_Input rows_

..............................

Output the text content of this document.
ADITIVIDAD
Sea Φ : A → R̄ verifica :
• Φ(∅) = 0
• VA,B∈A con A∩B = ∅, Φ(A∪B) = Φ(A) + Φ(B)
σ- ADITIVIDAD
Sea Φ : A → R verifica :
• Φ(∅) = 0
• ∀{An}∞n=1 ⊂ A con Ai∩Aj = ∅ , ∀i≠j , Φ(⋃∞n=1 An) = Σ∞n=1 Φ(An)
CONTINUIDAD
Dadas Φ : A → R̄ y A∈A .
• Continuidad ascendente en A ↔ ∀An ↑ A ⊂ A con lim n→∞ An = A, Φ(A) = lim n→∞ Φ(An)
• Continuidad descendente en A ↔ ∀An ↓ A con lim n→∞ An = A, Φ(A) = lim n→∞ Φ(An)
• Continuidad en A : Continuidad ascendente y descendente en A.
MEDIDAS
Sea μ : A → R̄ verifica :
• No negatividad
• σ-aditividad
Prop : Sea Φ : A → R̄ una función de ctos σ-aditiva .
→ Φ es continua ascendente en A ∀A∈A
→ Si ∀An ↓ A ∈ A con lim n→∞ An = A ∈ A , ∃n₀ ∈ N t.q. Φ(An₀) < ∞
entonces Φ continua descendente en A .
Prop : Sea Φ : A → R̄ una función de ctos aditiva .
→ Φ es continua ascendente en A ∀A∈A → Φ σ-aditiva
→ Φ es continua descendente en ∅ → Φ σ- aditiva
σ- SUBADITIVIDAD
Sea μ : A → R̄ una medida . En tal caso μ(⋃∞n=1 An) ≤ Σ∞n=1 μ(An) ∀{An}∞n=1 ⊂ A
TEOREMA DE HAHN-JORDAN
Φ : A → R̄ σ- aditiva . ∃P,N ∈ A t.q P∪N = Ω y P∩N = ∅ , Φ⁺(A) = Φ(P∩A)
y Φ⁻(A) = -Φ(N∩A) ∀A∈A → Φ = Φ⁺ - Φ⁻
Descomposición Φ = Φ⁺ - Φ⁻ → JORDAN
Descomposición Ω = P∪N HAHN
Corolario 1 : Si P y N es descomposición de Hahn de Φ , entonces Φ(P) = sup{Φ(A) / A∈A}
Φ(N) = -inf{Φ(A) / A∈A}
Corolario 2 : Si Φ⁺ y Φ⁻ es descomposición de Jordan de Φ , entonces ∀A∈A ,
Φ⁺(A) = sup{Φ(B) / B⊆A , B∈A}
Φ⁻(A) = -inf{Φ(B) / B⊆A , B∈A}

..............................

Retype the listing. Match it exactly.

_Solution to this exercise_
Output the text content of this document.
ADITIVIDAD
Sea Φ : A → R̄ verifica :
• Φ(∅) = 0
• VA,B∈A con A∩B = ∅, Φ(A∪B) = Φ(A) + Φ(B)
σ- ADITIVIDAD
Sea Φ : A → R verifica :
• Φ(∅) = 0
• ∀{An}∞n=1 ⊂ A con Ai∩Aj = ∅ , ∀i≠j , Φ(⋃∞n=1 An) = Σ∞n=1 Φ(An)
CONTINUIDAD
Dadas Φ : A → R̄ y A∈A .
• Continuidad ascendente en A ↔ ∀An ↑ A ⊂ A con lim n→∞ An = A, Φ(A) = lim n→∞ Φ(An)
• Continuidad descendente en A ↔ ∀An ↓ A con lim n→∞ An = A, Φ(A) = lim n→∞ Φ(An)
• Continuidad en A : Continuidad ascendente y descendente en A.
MEDIDAS
Sea μ : A → R̄ verifica :
• No negatividad
• σ-aditividad
Prop : Sea Φ : A → R̄ una función de ctos σ-aditiva .
→ Φ es continua ascendente en A ∀A∈A
→ Si ∀An ↓ A ∈ A con lim n→∞ An = A ∈ A , ∃n₀ ∈ N t.q. Φ(An₀) < ∞
entonces Φ continua descendente en A .
Prop : Sea Φ : A → R̄ una función de ctos aditiva .
→ Φ es continua ascendente en A ∀A∈A → Φ σ-aditiva
→ Φ es continua descendente en ∅ → Φ σ- aditiva
σ- SUBADITIVIDAD
Sea μ : A → R̄ una medida . En tal caso μ(⋃∞n=1 An) ≤ Σ∞n=1 μ(An) ∀{An}∞n=1 ⊂ A
TEOREMA DE HAHN-JORDAN
Φ : A → R̄ σ- aditiva . ∃P,N ∈ A t.q P∪N = Ω y P∩N = ∅ , Φ⁺(A) = Φ(P∩A)
y Φ⁻(A) = -Φ(N∩A) ∀A∈A → Φ = Φ⁺ - Φ⁻
Descomposición Φ = Φ⁺ - Φ⁻ → JORDAN
Descomposición Ω = P∪N HAHN
Corolario 1 : Si P y N es descomposición de Hahn de Φ , entonces Φ(P) = sup{Φ(A) / A∈A}
Φ(N) = -inf{Φ(A) / A∈A}
Corolario 2 : Si Φ⁺ y Φ⁻ es descomposición de Jordan de Φ , entonces ∀A∈A ,
Φ⁺(A) = sup{Φ(B) / B⊆A , B∈A}
Φ⁻(A) = -inf{Φ(B) / B⊆A , B∈A}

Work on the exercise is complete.